» **Task details**: Restate the records below word for word, and omit the images they hold.

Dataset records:
┌────────

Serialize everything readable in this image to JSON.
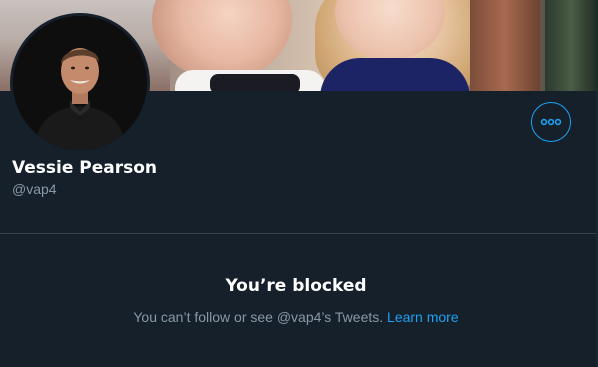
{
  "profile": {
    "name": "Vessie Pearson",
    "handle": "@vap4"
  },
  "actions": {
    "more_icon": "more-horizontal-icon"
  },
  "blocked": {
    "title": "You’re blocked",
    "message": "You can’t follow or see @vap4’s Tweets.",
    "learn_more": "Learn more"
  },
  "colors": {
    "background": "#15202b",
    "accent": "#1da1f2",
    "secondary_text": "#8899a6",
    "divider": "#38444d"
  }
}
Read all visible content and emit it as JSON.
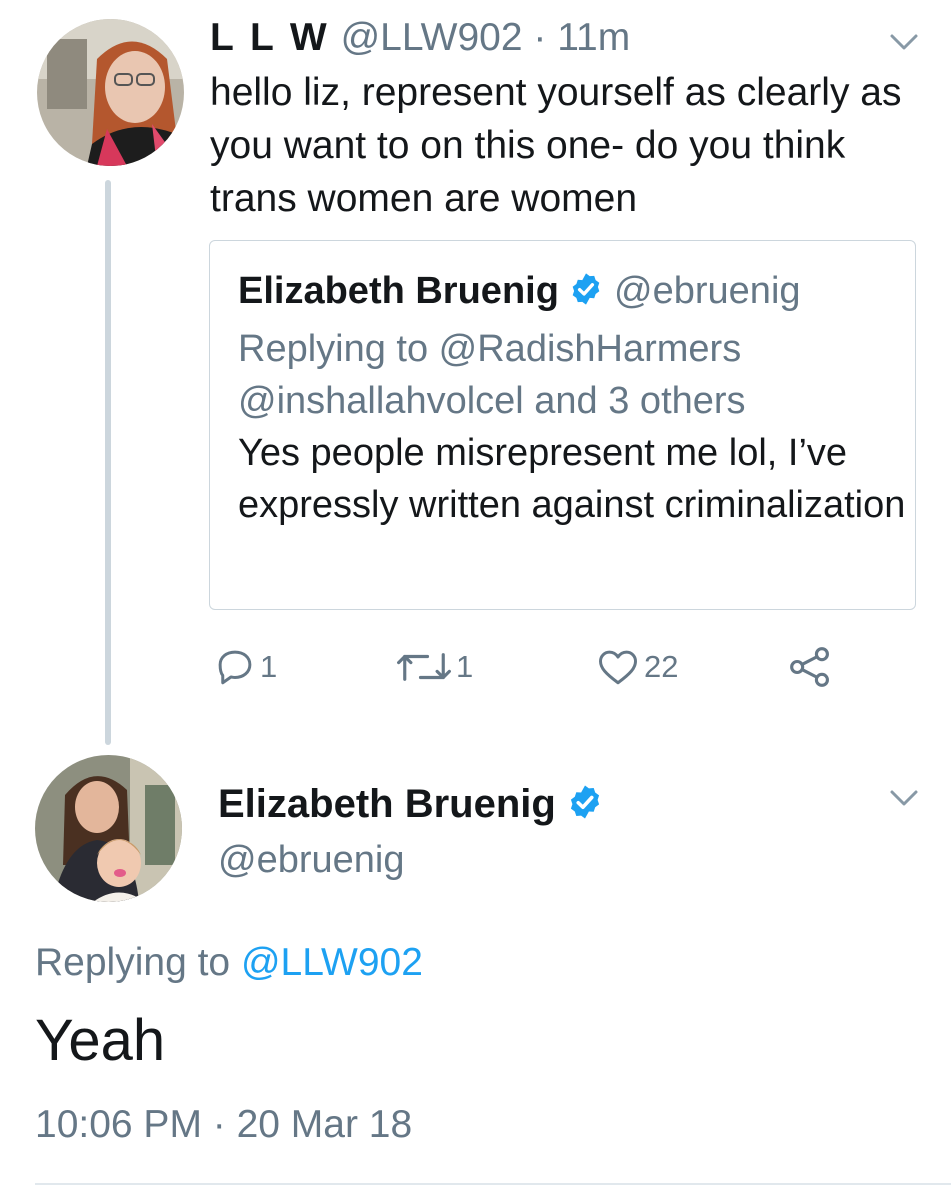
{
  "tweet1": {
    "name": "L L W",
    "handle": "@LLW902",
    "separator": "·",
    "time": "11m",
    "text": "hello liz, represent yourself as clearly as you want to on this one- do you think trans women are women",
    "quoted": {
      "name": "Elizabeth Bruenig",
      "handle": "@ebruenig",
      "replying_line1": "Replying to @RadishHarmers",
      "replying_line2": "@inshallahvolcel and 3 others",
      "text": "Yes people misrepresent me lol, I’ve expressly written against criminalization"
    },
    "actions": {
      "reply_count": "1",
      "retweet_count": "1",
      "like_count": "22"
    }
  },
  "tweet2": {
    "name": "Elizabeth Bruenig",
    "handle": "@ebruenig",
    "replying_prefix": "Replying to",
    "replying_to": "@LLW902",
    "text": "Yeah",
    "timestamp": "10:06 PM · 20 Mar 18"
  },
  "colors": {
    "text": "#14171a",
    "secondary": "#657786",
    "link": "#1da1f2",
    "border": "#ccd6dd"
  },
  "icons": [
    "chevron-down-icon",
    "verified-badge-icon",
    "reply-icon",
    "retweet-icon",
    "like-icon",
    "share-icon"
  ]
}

└────────

» **Result**:
Serialize everything readable in this image to JSON.
{
  "profile": {
    "name": "Vessie Pearson",
    "handle": "@vap4"
  },
  "actions": {
    "more_icon": "more-horizontal-icon"
  },
  "blocked": {
    "title": "You’re blocked",
    "message": "You can’t follow or see @vap4’s Tweets.",
    "learn_more": "Learn more"
  },
  "colors": {
    "background": "#15202b",
    "accent": "#1da1f2",
    "secondary_text": "#8899a6",
    "divider": "#38444d"
  }
}
Read all visible content and emit it as JSON.
{
  "tweet1": {
    "name": "L L W",
    "handle": "@LLW902",
    "separator": "·",
    "time": "11m",
    "text": "hello liz, represent yourself as clearly as you want to on this one- do you think trans women are women",
    "quoted": {
      "name": "Elizabeth Bruenig",
      "handle": "@ebruenig",
      "replying_line1": "Replying to @RadishHarmers",
      "replying_line2": "@inshallahvolcel and 3 others",
      "text": "Yes people misrepresent me lol, I’ve expressly written against criminalization"
    },
    "actions": {
      "reply_count": "1",
      "retweet_count": "1",
      "like_count": "22"
    }
  },
  "tweet2": {
    "name": "Elizabeth Bruenig",
    "handle": "@ebruenig",
    "replying_prefix": "Replying to",
    "replying_to": "@LLW902",
    "text": "Yeah",
    "timestamp": "10:06 PM · 20 Mar 18"
  },
  "colors": {
    "text": "#14171a",
    "secondary": "#657786",
    "link": "#1da1f2",
    "border": "#ccd6dd"
  },
  "icons": [
    "chevron-down-icon",
    "verified-badge-icon",
    "reply-icon",
    "retweet-icon",
    "like-icon",
    "share-icon"
  ]
}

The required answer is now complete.